AIM OF THE TASK =>
Collect every line of the records below that contains the word "name".

DATA SHOWN =>
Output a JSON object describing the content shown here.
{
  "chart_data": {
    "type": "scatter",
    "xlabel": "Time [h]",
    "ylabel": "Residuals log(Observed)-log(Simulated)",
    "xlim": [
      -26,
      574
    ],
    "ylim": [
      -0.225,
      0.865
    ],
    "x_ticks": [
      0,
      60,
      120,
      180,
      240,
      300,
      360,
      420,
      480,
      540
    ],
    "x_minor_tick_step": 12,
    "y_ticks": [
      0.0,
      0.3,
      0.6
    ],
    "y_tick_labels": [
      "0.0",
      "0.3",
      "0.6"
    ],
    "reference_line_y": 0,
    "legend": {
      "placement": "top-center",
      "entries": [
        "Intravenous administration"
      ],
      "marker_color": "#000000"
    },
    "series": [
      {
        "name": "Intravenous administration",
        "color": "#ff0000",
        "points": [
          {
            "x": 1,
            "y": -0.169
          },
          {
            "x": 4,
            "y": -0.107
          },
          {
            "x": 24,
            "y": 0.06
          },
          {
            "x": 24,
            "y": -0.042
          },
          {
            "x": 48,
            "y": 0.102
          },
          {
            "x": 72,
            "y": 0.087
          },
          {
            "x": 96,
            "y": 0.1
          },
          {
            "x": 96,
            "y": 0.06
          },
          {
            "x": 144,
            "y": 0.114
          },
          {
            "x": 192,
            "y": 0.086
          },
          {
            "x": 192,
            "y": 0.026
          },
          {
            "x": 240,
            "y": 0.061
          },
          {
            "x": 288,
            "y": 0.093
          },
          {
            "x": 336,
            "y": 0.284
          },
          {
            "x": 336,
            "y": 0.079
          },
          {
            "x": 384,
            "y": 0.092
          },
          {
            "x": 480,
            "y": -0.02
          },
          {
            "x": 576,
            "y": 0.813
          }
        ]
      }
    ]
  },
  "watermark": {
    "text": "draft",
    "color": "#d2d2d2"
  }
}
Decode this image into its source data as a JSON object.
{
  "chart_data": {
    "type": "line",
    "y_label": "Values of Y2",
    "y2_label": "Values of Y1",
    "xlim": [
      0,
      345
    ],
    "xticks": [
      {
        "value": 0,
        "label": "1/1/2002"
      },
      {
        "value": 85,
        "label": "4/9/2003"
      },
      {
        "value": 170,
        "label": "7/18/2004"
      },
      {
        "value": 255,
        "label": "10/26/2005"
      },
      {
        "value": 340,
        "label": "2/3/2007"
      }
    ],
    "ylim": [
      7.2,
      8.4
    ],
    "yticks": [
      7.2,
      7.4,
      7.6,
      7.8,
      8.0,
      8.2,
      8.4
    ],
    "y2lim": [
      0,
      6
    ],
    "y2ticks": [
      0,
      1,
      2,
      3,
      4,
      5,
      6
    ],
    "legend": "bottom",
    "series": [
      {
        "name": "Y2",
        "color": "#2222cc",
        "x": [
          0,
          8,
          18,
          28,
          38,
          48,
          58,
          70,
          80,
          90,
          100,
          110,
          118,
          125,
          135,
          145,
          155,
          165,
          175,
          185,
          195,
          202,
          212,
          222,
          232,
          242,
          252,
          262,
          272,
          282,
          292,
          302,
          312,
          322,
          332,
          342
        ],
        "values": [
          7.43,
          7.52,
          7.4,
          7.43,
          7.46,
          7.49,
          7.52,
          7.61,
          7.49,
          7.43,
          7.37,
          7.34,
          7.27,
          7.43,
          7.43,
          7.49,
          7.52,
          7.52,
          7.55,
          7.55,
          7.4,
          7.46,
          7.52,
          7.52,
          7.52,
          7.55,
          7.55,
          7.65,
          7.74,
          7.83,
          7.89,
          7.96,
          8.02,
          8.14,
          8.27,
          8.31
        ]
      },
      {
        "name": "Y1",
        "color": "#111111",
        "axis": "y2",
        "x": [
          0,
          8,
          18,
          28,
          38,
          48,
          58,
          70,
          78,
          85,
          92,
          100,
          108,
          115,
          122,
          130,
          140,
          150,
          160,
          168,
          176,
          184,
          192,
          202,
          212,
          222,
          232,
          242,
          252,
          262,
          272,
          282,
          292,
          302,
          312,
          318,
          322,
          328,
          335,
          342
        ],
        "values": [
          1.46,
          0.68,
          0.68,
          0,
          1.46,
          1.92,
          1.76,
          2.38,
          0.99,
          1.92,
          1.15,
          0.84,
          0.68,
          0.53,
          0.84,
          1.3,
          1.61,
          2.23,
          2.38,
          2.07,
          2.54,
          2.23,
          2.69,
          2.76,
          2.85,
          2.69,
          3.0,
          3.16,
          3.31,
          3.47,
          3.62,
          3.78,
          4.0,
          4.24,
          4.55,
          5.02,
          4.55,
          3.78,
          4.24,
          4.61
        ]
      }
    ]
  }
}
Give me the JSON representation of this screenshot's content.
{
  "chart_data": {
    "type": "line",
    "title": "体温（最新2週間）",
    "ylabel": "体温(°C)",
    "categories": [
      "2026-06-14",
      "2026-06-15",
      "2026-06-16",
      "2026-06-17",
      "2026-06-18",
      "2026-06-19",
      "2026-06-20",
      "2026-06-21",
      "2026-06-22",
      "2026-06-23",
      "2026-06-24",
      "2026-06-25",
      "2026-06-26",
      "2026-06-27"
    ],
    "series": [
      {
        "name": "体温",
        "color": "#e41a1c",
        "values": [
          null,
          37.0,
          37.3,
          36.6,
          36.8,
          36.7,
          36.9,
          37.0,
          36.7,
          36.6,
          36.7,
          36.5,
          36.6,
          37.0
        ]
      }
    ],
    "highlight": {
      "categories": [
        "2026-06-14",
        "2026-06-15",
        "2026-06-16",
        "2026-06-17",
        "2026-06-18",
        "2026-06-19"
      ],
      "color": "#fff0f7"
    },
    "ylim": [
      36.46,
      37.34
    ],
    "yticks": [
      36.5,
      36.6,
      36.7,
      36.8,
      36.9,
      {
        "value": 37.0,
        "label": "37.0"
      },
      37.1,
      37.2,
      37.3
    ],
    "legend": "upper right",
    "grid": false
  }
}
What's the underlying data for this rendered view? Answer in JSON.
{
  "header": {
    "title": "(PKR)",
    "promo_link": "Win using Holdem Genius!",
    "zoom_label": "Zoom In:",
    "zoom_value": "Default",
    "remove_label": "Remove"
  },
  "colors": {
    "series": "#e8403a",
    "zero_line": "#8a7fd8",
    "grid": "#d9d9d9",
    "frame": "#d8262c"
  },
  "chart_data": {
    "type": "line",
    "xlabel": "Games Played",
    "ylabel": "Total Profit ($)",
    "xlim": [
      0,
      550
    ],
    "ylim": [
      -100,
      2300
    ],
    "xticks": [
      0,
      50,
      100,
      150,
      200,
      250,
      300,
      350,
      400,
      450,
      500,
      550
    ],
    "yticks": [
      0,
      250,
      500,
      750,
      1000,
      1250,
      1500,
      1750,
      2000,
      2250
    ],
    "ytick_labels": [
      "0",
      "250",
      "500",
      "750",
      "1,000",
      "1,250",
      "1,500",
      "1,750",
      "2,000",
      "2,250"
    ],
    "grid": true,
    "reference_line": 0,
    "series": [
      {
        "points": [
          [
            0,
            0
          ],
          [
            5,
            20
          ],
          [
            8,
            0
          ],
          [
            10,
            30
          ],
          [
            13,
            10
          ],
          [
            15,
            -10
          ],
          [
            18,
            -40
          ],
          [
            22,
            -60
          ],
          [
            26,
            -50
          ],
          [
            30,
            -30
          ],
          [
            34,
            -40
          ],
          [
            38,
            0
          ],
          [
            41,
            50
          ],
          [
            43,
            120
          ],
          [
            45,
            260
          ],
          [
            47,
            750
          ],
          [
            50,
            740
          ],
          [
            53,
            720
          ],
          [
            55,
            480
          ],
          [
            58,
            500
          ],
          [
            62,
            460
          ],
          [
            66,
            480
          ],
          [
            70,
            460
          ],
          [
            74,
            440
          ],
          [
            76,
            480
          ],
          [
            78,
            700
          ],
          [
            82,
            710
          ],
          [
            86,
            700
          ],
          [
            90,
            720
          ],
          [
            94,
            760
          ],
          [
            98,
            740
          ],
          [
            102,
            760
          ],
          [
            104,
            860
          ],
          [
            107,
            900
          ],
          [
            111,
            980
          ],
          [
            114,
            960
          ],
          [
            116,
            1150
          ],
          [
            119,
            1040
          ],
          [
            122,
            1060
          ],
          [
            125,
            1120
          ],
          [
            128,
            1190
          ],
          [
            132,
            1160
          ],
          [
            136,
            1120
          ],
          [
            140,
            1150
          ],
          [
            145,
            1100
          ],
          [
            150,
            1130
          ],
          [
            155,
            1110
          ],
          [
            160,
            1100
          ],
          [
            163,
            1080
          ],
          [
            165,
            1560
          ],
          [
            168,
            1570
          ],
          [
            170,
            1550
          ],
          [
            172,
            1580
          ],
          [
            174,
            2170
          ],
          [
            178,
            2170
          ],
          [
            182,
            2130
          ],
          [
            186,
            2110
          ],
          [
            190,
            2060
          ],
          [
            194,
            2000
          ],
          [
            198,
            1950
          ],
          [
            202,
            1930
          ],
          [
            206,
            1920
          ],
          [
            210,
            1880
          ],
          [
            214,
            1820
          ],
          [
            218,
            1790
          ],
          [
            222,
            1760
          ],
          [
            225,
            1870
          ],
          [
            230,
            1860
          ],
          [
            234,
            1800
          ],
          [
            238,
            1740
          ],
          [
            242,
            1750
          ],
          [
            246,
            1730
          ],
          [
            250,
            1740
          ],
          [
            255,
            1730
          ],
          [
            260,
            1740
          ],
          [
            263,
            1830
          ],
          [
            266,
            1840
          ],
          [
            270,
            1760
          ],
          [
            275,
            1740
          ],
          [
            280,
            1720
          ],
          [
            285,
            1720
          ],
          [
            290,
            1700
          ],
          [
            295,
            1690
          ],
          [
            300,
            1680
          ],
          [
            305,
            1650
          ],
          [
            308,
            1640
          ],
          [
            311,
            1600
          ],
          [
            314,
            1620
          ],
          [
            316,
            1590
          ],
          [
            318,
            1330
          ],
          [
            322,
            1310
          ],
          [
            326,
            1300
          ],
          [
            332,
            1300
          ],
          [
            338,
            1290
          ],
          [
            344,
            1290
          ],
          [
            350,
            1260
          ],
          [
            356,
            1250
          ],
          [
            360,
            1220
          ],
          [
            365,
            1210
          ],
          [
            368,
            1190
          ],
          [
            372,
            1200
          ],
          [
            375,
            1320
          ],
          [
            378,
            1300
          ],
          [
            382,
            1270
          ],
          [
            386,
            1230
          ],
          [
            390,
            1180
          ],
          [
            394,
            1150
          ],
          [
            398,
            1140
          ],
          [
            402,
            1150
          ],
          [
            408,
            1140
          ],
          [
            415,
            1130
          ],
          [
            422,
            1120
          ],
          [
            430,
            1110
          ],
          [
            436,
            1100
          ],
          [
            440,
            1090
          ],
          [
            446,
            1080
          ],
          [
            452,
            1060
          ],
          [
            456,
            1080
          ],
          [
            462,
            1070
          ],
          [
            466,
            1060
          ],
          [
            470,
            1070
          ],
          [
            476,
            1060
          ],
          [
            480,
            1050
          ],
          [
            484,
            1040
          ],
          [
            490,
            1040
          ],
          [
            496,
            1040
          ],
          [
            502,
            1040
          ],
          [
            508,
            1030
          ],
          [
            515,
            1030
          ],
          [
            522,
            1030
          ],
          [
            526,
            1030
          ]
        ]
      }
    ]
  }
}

TASK RESPONSE =>
        "name": "Intravenous administration",
        "name": "Y2",
        "name": "Y1",
        "name": "体温",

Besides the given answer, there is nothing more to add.